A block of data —

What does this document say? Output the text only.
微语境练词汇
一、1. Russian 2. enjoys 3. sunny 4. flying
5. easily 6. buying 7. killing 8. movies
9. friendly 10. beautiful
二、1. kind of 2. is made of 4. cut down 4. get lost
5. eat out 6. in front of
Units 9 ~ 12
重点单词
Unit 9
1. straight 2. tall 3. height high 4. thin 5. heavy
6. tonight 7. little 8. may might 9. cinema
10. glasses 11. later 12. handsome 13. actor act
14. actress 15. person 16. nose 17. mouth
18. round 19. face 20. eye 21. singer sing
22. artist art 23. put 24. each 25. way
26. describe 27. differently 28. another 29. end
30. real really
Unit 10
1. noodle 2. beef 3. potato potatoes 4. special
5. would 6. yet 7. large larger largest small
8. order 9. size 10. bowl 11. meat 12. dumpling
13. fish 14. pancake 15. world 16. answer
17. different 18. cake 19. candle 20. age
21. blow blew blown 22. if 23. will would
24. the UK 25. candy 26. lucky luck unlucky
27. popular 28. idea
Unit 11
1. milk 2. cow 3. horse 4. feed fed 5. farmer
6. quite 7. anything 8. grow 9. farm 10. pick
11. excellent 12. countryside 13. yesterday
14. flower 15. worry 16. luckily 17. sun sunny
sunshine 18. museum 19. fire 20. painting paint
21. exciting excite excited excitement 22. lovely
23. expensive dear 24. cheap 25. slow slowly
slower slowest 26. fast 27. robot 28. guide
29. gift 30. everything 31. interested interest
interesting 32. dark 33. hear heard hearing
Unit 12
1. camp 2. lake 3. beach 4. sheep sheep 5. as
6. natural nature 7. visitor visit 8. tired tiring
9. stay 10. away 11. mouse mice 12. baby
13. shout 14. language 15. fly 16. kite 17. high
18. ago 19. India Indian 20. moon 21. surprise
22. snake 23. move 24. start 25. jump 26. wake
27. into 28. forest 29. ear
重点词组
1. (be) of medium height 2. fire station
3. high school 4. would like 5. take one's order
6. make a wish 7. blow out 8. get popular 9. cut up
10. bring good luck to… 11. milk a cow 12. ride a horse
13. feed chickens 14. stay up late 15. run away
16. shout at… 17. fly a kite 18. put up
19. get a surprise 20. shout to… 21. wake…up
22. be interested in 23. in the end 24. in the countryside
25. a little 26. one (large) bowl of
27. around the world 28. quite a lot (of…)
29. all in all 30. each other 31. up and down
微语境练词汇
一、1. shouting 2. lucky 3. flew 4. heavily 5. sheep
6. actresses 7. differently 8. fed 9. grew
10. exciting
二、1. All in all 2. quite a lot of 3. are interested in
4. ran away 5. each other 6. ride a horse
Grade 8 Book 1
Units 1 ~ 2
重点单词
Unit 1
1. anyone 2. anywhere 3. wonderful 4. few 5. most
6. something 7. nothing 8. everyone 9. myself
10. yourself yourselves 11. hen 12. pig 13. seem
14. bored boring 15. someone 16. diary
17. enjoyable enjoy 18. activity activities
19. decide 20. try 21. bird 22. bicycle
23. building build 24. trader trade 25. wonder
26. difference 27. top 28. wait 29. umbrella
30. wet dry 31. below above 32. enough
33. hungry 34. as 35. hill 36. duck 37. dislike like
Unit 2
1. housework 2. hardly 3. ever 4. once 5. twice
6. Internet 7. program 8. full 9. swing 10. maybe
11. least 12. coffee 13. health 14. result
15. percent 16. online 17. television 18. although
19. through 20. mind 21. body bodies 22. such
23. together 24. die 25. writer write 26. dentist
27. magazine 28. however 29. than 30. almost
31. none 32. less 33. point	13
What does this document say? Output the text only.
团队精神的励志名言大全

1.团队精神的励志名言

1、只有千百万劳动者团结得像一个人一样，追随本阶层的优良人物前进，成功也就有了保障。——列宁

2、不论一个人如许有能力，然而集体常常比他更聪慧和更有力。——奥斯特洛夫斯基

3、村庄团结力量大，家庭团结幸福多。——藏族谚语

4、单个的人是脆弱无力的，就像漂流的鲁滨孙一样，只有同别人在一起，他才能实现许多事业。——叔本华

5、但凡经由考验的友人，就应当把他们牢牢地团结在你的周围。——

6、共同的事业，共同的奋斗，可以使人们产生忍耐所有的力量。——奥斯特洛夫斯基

The problem —
Quote the listing in full, please, keeping every line exact.

Written answer —
What does this document say? Output the text only.
微语境练词汇
一、1. Russian 2. enjoys 3. sunny 4. flying
5. easily 6. buying 7. killing 8. movies
9. friendly 10. beautiful
二、1. kind of 2. is made of 4. cut down 4. get lost
5. eat out 6. in front of
Units 9 ~ 12
重点单词
Unit 9
1. straight 2. tall 3. height high 4. thin 5. heavy
6. tonight 7. little 8. may might 9. cinema
10. glasses 11. later 12. handsome 13. actor act
14. actress 15. person 16. nose 17. mouth
18. round 19. face 20. eye 21. singer sing
22. artist art 23. put 24. each 25. way
26. describe 27. differently 28. another 29. end
30. real really
Unit 10
1. noodle 2. beef 3. potato potatoes 4. special
5. would 6. yet 7. large larger largest small
8. order 9. size 10. bowl 11. meat 12. dumpling
13. fish 14. pancake 15. world 16. answer
17. different 18. cake 19. candle 20. age
21. blow blew blown 22. if 23. will would
24. the UK 25. candy 26. lucky luck unlucky
27. popular 28. idea
Unit 11
1. milk 2. cow 3. horse 4. feed fed 5. farmer
6. quite 7. anything 8. grow 9. farm 10. pick
11. excellent 12. countryside 13. yesterday
14. flower 15. worry 16. luckily 17. sun sunny
sunshine 18. museum 19. fire 20. painting paint
21. exciting excite excited excitement 22. lovely
23. expensive dear 24. cheap 25. slow slowly
slower slowest 26. fast 27. robot 28. guide
29. gift 30. everything 31. interested interest
interesting 32. dark 33. hear heard hearing
Unit 12
1. camp 2. lake 3. beach 4. sheep sheep 5. as
6. natural nature 7. visitor visit 8. tired tiring
9. stay 10. away 11. mouse mice 12. baby
13. shout 14. language 15. fly 16. kite 17. high
18. ago 19. India Indian 20. moon 21. surprise
22. snake 23. move 24. start 25. jump 26. wake
27. into 28. forest 29. ear
重点词组
1. (be) of medium height 2. fire station
3. high school 4. would like 5. take one's order
6. make a wish 7. blow out 8. get popular 9. cut up
10. bring good luck to… 11. milk a cow 12. ride a horse
13. feed chickens 14. stay up late 15. run away
16. shout at… 17. fly a kite 18. put up
19. get a surprise 20. shout to… 21. wake…up
22. be interested in 23. in the end 24. in the countryside
25. a little 26. one (large) bowl of
27. around the world 28. quite a lot (of…)
29. all in all 30. each other 31. up and down
微语境练词汇
一、1. shouting 2. lucky 3. flew 4. heavily 5. sheep
6. actresses 7. differently 8. fed 9. grew
10. exciting
二、1. All in all 2. quite a lot of 3. are interested in
4. ran away 5. each other 6. ride a horse
Grade 8 Book 1
Units 1 ~ 2
重点单词
Unit 1
1. anyone 2. anywhere 3. wonderful 4. few 5. most
6. something 7. nothing 8. everyone 9. myself
10. yourself yourselves 11. hen 12. pig 13. seem
14. bored boring 15. someone 16. diary
17. enjoyable enjoy 18. activity activities
19. decide 20. try 21. bird 22. bicycle
23. building build 24. trader trade 25. wonder
26. difference 27. top 28. wait 29. umbrella
30. wet dry 31. below above 32. enough
33. hungry 34. as 35. hill 36. duck 37. dislike like
Unit 2
1. housework 2. hardly 3. ever 4. once 5. twice
6. Internet 7. program 8. full 9. swing 10. maybe
11. least 12. coffee 13. health 14. result
15. percent 16. online 17. television 18. although
19. through 20. mind 21. body bodies 22. such
23. together 24. die 25. writer write 26. dentist
27. magazine 28. however 29. than 30. almost
31. none 32. less 33. point	13
What does this document say? Output the text only.
团队精神的励志名言大全

1.团队精神的励志名言

1、只有千百万劳动者团结得像一个人一样，追随本阶层的优良人物前进，成功也就有了保障。——列宁

2、不论一个人如许有能力，然而集体常常比他更聪慧和更有力。——奥斯特洛夫斯基

3、村庄团结力量大，家庭团结幸福多。——藏族谚语

4、单个的人是脆弱无力的，就像漂流的鲁滨孙一样，只有同别人在一起，他才能实现许多事业。——叔本华

5、但凡经由考验的友人，就应当把他们牢牢地团结在你的周围。——

6、共同的事业，共同的奋斗，可以使人们产生忍耐所有的力量。——奥斯特洛夫斯基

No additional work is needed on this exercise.